- EXERCISE GOAL -
Please repeat all of the lines that follow, exactly as written.

- DATA LISTING -
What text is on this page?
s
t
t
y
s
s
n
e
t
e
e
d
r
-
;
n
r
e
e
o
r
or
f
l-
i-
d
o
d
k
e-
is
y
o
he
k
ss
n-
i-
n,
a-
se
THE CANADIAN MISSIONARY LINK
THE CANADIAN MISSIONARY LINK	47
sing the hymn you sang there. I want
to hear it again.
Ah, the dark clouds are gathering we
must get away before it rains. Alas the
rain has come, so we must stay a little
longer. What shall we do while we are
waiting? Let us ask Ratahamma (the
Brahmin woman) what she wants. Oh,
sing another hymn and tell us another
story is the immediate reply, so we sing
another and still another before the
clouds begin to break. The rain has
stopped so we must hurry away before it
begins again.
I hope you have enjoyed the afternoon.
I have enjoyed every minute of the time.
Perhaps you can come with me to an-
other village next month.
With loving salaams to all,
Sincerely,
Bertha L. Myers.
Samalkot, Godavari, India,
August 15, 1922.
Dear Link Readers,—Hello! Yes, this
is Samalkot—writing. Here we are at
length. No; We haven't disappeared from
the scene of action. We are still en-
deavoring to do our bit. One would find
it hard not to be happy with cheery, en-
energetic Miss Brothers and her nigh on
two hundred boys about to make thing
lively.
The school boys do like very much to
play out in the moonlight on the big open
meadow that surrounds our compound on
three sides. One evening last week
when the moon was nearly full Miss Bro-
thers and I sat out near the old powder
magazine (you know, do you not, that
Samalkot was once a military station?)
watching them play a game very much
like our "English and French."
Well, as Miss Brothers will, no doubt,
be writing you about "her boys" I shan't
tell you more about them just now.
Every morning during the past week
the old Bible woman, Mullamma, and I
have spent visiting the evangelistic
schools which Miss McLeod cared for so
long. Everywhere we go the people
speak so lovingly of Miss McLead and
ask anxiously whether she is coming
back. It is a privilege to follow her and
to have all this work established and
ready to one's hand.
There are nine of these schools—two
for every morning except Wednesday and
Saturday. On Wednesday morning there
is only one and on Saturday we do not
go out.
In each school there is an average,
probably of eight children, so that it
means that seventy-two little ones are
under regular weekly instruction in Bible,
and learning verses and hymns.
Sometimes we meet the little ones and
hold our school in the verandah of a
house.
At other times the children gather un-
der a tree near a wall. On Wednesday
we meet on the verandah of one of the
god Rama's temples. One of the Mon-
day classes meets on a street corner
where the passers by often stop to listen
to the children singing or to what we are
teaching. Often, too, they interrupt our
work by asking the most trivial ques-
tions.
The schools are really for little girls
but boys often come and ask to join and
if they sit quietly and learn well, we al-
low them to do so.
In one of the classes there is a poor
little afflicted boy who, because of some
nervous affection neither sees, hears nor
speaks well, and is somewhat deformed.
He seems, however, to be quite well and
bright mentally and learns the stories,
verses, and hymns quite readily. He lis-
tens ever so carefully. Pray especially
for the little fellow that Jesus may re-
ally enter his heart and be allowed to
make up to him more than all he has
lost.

- IN RESPONSE -
What text is on this page?
s
t
t
y
s
s
n
e
t
e
e
d
r
-
;
n
r
e
e
o
r
or
f
l-
i-
d
o
d
k
e-
is
y
o
he
k
ss
n-
i-
n,
a-
se
THE CANADIAN MISSIONARY LINK
THE CANADIAN MISSIONARY LINK	47
sing the hymn you sang there. I want
to hear it again.
Ah, the dark clouds are gathering we
must get away before it rains. Alas the
rain has come, so we must stay a little
longer. What shall we do while we are
waiting? Let us ask Ratahamma (the
Brahmin woman) what she wants. Oh,
sing another hymn and tell us another
story is the immediate reply, so we sing
another and still another before the
clouds begin to break. The rain has
stopped so we must hurry away before it
begins again.
I hope you have enjoyed the afternoon.
I have enjoyed every minute of the time.
Perhaps you can come with me to an-
other village next month.
With loving salaams to all,
Sincerely,
Bertha L. Myers.
Samalkot, Godavari, India,
August 15, 1922.
Dear Link Readers,—Hello! Yes, this
is Samalkot—writing. Here we are at
length. No; We haven't disappeared from
the scene of action. We are still en-
deavoring to do our bit. One would find
it hard not to be happy with cheery, en-
energetic Miss Brothers and her nigh on
two hundred boys about to make thing
lively.
The school boys do like very much to
play out in the moonlight on the big open
meadow that surrounds our compound on
three sides. One evening last week
when the moon was nearly full Miss Bro-
thers and I sat out near the old powder
magazine (you know, do you not, that
Samalkot was once a military station?)
watching them play a game very much
like our "English and French."
Well, as Miss Brothers will, no doubt,
be writing you about "her boys" I shan't
tell you more about them just now.
Every morning during the past week
the old Bible woman, Mullamma, and I
have spent visiting the evangelistic
schools which Miss McLeod cared for so
long. Everywhere we go the people
speak so lovingly of Miss McLead and
ask anxiously whether she is coming
back. It is a privilege to follow her and
to have all this work established and
ready to one's hand.
There are nine of these schools—two
for every morning except Wednesday and
Saturday. On Wednesday morning there
is only one and on Saturday we do not
go out.
In each school there is an average,
probably of eight children, so that it
means that seventy-two little ones are
under regular weekly instruction in Bible,
and learning verses and hymns.
Sometimes we meet the little ones and
hold our school in the verandah of a
house.
At other times the children gather un-
der a tree near a wall. On Wednesday
we meet on the verandah of one of the
god Rama's temples. One of the Mon-
day classes meets on a street corner
where the passers by often stop to listen
to the children singing or to what we are
teaching. Often, too, they interrupt our
work by asking the most trivial ques-
tions.
The schools are really for little girls
but boys often come and ask to join and
if they sit quietly and learn well, we al-
low them to do so.
In one of the classes there is a poor
little afflicted boy who, because of some
nervous affection neither sees, hears nor
speaks well, and is somewhat deformed.
He seems, however, to be quite well and
bright mentally and learns the stories,
verses, and hymns quite readily. He lis-
tens ever so carefully. Pray especially
for the little fellow that Jesus may re-
ally enter his heart and be allowed to
make up to him more than all he has
lost.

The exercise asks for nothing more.